* [DIRECTIONS FOR THIS TASK]
Copy word for word everything from the start of the records down to the line containing "map-point-yellow (889, 1385, 910, 1406)", including that line.
----------
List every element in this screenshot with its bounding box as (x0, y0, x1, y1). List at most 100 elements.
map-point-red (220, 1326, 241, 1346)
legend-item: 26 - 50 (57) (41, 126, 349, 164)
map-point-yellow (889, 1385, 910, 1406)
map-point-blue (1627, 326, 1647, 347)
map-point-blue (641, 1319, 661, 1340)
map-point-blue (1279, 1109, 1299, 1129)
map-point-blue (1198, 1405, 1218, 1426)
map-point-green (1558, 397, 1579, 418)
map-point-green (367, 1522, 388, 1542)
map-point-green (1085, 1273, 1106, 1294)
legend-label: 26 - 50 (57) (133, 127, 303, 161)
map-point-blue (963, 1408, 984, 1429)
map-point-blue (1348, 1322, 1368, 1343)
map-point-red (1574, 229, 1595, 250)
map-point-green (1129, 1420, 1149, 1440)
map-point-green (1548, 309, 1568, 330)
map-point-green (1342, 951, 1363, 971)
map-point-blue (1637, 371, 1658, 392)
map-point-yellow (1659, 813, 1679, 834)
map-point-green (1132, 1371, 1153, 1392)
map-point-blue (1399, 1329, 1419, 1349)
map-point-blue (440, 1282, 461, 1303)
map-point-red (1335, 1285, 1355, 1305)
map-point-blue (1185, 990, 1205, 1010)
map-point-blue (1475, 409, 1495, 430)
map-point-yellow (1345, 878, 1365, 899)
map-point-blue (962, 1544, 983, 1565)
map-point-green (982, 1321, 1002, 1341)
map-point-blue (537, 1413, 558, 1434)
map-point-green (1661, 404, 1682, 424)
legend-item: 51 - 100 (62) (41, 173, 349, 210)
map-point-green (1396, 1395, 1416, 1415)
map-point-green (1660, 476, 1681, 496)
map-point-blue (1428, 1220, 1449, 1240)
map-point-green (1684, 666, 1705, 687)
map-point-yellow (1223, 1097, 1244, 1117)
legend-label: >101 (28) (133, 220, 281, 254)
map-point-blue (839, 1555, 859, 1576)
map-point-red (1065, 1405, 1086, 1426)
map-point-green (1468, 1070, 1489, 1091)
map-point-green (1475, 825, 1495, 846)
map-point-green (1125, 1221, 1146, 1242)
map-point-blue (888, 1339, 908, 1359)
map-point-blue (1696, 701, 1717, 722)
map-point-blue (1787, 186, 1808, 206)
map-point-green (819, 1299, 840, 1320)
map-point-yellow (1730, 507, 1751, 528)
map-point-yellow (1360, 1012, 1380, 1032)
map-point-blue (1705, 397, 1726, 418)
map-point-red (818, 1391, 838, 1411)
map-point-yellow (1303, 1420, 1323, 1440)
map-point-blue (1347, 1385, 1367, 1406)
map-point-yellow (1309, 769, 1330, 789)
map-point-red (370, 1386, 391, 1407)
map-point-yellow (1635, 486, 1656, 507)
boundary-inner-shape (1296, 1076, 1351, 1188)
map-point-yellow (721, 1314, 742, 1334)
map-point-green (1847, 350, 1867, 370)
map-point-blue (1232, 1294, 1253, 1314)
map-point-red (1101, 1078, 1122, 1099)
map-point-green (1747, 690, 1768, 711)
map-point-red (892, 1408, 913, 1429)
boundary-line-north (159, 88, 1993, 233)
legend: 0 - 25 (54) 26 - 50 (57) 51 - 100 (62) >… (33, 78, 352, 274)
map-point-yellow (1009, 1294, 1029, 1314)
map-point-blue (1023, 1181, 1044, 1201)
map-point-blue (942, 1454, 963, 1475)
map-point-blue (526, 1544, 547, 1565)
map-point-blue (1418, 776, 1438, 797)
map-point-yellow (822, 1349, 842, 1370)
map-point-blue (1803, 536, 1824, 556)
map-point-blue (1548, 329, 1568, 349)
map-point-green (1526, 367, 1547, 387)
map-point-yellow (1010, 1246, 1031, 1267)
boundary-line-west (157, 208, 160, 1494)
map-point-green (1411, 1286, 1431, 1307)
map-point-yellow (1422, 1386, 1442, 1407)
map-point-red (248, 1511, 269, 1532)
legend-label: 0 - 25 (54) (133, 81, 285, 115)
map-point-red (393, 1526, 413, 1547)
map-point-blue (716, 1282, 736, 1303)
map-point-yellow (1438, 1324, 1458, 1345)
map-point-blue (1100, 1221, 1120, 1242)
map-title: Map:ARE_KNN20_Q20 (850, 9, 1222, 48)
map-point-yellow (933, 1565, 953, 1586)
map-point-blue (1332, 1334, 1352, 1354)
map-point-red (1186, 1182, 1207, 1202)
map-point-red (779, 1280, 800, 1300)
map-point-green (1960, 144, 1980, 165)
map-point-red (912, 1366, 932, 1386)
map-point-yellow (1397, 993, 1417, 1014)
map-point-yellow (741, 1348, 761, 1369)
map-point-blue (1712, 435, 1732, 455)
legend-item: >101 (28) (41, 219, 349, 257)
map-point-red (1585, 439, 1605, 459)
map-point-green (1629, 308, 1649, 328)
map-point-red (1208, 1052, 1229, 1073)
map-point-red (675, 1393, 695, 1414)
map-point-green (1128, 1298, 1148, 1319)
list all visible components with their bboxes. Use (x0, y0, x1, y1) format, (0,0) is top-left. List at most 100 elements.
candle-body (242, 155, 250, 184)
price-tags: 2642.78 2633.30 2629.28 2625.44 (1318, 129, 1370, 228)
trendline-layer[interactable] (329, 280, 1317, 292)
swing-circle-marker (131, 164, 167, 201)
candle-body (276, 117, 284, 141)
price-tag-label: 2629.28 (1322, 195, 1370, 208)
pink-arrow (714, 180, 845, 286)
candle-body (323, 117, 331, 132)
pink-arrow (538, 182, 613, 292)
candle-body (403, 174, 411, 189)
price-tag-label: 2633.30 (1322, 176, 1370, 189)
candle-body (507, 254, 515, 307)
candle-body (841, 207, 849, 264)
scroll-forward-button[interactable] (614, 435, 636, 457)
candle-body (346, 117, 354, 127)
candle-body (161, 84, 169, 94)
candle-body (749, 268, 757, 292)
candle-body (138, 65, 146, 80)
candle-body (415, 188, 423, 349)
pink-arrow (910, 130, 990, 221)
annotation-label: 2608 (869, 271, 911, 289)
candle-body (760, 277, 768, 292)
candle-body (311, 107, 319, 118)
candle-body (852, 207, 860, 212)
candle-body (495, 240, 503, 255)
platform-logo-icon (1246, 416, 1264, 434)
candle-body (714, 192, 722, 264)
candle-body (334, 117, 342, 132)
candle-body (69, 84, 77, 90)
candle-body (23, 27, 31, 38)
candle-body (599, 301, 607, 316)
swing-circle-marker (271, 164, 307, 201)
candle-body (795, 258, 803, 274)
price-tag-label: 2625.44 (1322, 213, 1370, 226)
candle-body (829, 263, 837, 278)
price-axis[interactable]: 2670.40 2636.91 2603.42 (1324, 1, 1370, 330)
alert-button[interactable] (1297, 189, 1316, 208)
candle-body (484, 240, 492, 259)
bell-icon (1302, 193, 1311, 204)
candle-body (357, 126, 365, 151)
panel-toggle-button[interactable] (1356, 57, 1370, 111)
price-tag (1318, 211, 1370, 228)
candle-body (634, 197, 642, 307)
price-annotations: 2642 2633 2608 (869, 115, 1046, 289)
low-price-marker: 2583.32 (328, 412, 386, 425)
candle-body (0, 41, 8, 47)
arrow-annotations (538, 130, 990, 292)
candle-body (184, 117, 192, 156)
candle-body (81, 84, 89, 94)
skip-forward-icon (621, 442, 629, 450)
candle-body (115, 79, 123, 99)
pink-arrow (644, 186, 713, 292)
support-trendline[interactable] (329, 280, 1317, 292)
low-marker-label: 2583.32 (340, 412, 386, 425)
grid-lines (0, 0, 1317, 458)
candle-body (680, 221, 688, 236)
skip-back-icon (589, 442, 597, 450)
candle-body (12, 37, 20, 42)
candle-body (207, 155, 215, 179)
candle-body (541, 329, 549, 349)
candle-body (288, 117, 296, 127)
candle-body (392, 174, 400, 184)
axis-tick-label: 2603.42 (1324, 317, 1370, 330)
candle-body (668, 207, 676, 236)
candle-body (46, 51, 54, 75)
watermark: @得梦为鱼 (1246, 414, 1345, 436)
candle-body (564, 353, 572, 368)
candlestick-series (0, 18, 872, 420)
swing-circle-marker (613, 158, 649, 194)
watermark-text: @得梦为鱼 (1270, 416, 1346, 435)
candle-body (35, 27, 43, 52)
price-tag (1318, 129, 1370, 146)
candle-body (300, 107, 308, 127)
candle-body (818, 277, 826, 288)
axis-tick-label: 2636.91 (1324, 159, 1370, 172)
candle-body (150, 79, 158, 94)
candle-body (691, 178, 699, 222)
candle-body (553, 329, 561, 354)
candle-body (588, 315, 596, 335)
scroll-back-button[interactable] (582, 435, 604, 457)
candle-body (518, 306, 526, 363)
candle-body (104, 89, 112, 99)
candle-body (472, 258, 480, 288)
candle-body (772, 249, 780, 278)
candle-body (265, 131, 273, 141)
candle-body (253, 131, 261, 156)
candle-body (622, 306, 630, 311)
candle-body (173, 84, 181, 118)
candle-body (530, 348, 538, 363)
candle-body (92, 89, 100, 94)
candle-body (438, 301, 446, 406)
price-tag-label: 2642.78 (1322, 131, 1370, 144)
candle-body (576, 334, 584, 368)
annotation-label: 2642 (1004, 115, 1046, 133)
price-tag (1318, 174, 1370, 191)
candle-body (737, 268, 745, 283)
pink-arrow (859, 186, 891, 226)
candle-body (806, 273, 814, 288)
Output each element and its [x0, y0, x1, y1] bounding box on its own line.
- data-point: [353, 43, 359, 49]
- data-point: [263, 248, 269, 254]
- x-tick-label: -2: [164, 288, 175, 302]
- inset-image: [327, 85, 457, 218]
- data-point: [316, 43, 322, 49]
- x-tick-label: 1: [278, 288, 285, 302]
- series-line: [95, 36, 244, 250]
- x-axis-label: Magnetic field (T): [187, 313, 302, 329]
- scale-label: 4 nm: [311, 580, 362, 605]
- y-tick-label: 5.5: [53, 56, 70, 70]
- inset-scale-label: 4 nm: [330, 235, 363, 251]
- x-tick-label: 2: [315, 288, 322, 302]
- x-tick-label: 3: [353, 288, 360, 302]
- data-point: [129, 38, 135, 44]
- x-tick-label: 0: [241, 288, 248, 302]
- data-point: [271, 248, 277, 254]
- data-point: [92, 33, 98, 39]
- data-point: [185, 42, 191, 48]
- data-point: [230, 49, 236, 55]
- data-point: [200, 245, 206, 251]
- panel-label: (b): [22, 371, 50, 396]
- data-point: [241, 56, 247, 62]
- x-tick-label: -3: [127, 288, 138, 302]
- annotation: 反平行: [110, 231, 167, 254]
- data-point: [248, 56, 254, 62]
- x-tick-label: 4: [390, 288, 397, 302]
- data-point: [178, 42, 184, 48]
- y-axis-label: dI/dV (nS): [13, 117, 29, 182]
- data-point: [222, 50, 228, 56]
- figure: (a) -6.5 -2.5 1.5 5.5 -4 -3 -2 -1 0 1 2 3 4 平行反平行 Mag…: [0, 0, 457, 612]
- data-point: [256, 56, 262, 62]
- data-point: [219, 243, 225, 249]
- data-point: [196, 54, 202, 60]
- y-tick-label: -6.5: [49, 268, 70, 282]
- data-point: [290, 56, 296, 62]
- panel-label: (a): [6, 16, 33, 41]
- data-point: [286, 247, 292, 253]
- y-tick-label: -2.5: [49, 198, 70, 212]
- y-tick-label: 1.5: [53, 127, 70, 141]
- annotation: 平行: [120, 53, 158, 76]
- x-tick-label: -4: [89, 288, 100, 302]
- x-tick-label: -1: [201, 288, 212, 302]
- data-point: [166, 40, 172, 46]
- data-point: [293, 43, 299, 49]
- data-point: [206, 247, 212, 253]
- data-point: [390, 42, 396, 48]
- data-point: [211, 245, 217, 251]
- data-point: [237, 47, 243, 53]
----------
* [ANSWER TO THE TASK]
List every element in this screenshot with its bounding box as (x0, y0, x1, y1). List at most 100 elements.
map-point-red (220, 1326, 241, 1346)
legend-item: 26 - 50 (57) (41, 126, 349, 164)
map-point-yellow (889, 1385, 910, 1406)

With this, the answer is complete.